Reproduce every entry exactly and leave its pictures out.

## start DATASET EXCERPTS

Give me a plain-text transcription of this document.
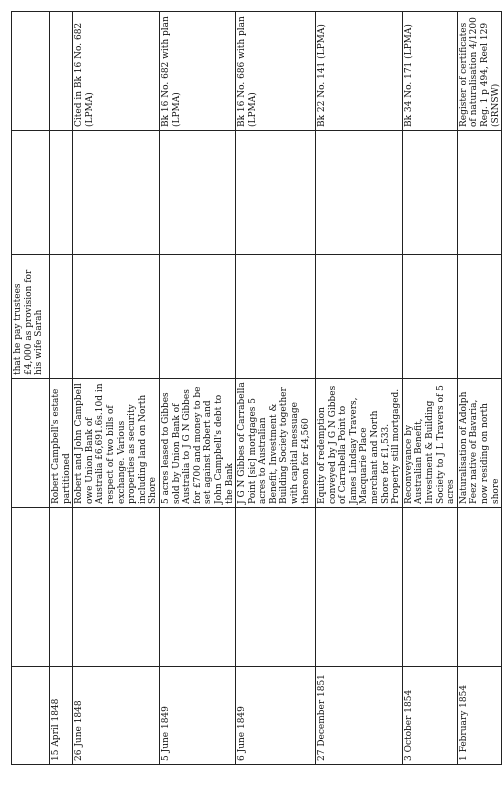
			that he pay trustees £4,000 as provision for his wife Sarah		
15 April 1848		Robert Campbell's estate partitioned			
26 June 1848		Robert and John Campbell owe Union Bank of Australia £6,691.6s.10d in respect of two bills of exchange. Various properties as security including land on North Shore			Cited in Bk 16 No. 682 (LPMA)
5 June 1849		5 acres leased to Gibbes sold by Union Bank of Australia to J G N Gibbes for £700 and money to be set against Robert and John Campbell's debt to the Bank			Bk 16 No. 682 with plan (LPMA)
6 June 1849		J G N Gibbes of Carrabella Point [sic] mortgages 5 acres to Australian Benefit, Investment & Building Society together with capital messuage thereon for £4,560			Bk 16 No. 686 with plan (LPMA)
27 December 1851		Equity of redemption conveyed by J G N Gibbes of Carrabella Point to James Lindsay Travers, Macquarie Place merchant and North Shore for £1,533. Property still mortgaged.			Bk 22 No. 141 (LPMA)
3 October 1854		Reconveyance by Australian Benefit, Investment & Building Society to J L Travers of 5 acres			Bk 34 No. 171 (LPMA)
1 February 1854		Naturalisation of Adolph Feez native of Bavaria, now residing on north shore			Register of certificates of naturalisation 4/1200 Reg. 1 p 494, Reel 129 (SRNSW)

## end DATASET EXCERPTS

*THE RESPONSE*
Give me a plain-text transcription of this document.
			that he pay trustees £4,000 as provision for his wife Sarah		
15 April 1848		Robert Campbell's estate partitioned			
26 June 1848		Robert and John Campbell owe Union Bank of Australia £6,691.6s.10d in respect of two bills of exchange. Various properties as security including land on North Shore			Cited in Bk 16 No. 682 (LPMA)
5 June 1849		5 acres leased to Gibbes sold by Union Bank of Australia to J G N Gibbes for £700 and money to be set against Robert and John Campbell's debt to the Bank			Bk 16 No. 682 with plan (LPMA)
6 June 1849		J G N Gibbes of Carrabella Point [sic] mortgages 5 acres to Australian Benefit, Investment & Building Society together with capital messuage thereon for £4,560			Bk 16 No. 686 with plan (LPMA)
27 December 1851		Equity of redemption conveyed by J G N Gibbes of Carrabella Point to James Lindsay Travers, Macquarie Place merchant and North Shore for £1,533. Property still mortgaged.			Bk 22 No. 141 (LPMA)
3 October 1854		Reconveyance by Australian Benefit, Investment & Building Society to J L Travers of 5 acres			Bk 34 No. 171 (LPMA)
1 February 1854		Naturalisation of Adolph Feez native of Bavaria, now residing on north shore			Register of certificates of naturalisation 4/1200 Reg. 1 p 494, Reel 129 (SRNSW)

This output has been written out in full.